*Prompt*
Output every entry exactly as written, skipping any pictures.

___ Records to use ___

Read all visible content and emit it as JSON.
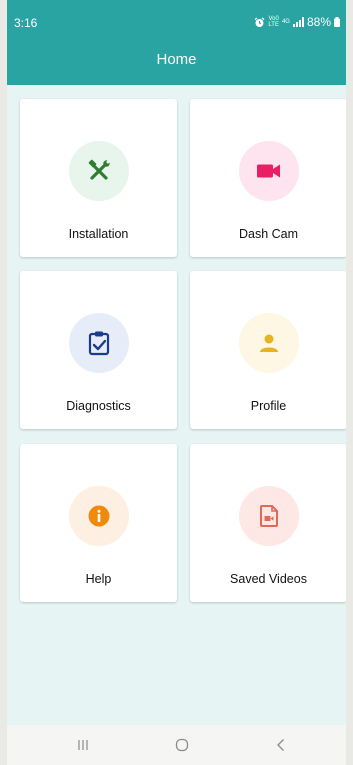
{
  "status_bar": {
    "time": "3:16",
    "network_top": "Vo0",
    "network_bottom": "LTE",
    "network_type": "4G",
    "battery": "88%"
  },
  "app_bar": {
    "title": "Home"
  },
  "cards": [
    {
      "label": "Installation",
      "icon": "tools-icon",
      "circle_color": "#e8f5ec",
      "icon_color": "#2e7d32"
    },
    {
      "label": "Dash Cam",
      "icon": "video-camera-icon",
      "circle_color": "#fde4ef",
      "icon_color": "#e91e63"
    },
    {
      "label": "Diagnostics",
      "icon": "clipboard-check-icon",
      "circle_color": "#e6edf8",
      "icon_color": "#1b3c8c"
    },
    {
      "label": "Profile",
      "icon": "person-icon",
      "circle_color": "#fdf7e4",
      "icon_color": "#e6b323"
    },
    {
      "label": "Help",
      "icon": "info-icon",
      "circle_color": "#fdf0e2",
      "icon_color": "#ef8a0c"
    },
    {
      "label": "Saved Videos",
      "icon": "video-file-icon",
      "circle_color": "#fde8e6",
      "icon_color": "#e06a5a"
    }
  ],
  "colors": {
    "accent": "#2aa3a3",
    "background": "#e6f5f4"
  }
}
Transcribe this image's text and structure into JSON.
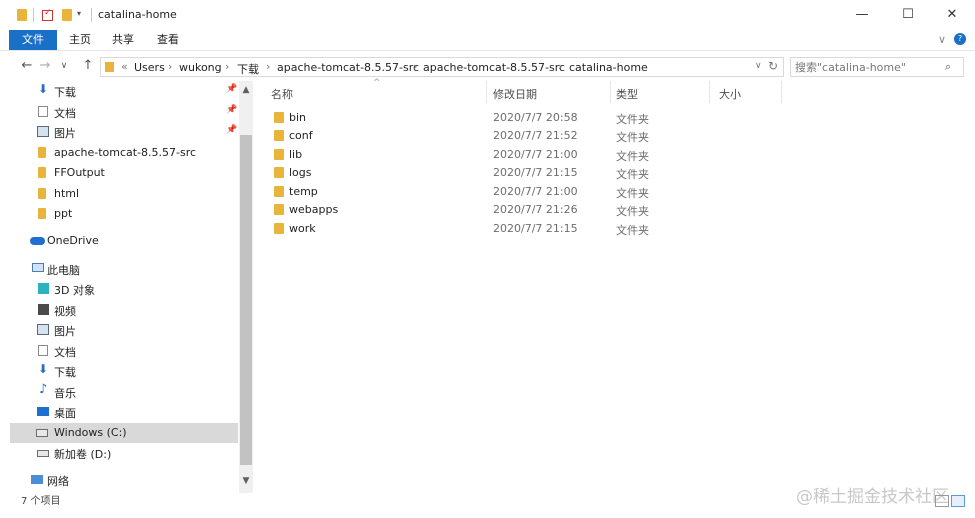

___

*The solution*
Read all visible content and emit it as JSON.
{
  "status_bar": {
    "time": "3:16",
    "network_top": "Vo0",
    "network_bottom": "LTE",
    "network_type": "4G",
    "battery": "88%"
  },
  "app_bar": {
    "title": "Home"
  },
  "cards": [
    {
      "label": "Installation",
      "icon": "tools-icon",
      "circle_color": "#e8f5ec",
      "icon_color": "#2e7d32"
    },
    {
      "label": "Dash Cam",
      "icon": "video-camera-icon",
      "circle_color": "#fde4ef",
      "icon_color": "#e91e63"
    },
    {
      "label": "Diagnostics",
      "icon": "clipboard-check-icon",
      "circle_color": "#e6edf8",
      "icon_color": "#1b3c8c"
    },
    {
      "label": "Profile",
      "icon": "person-icon",
      "circle_color": "#fdf7e4",
      "icon_color": "#e6b323"
    },
    {
      "label": "Help",
      "icon": "info-icon",
      "circle_color": "#fdf0e2",
      "icon_color": "#ef8a0c"
    },
    {
      "label": "Saved Videos",
      "icon": "video-file-icon",
      "circle_color": "#fde8e6",
      "icon_color": "#e06a5a"
    }
  ],
  "colors": {
    "accent": "#2aa3a3",
    "background": "#e6f5f4"
  }
}
Transcribe this image's text and structure into JSON.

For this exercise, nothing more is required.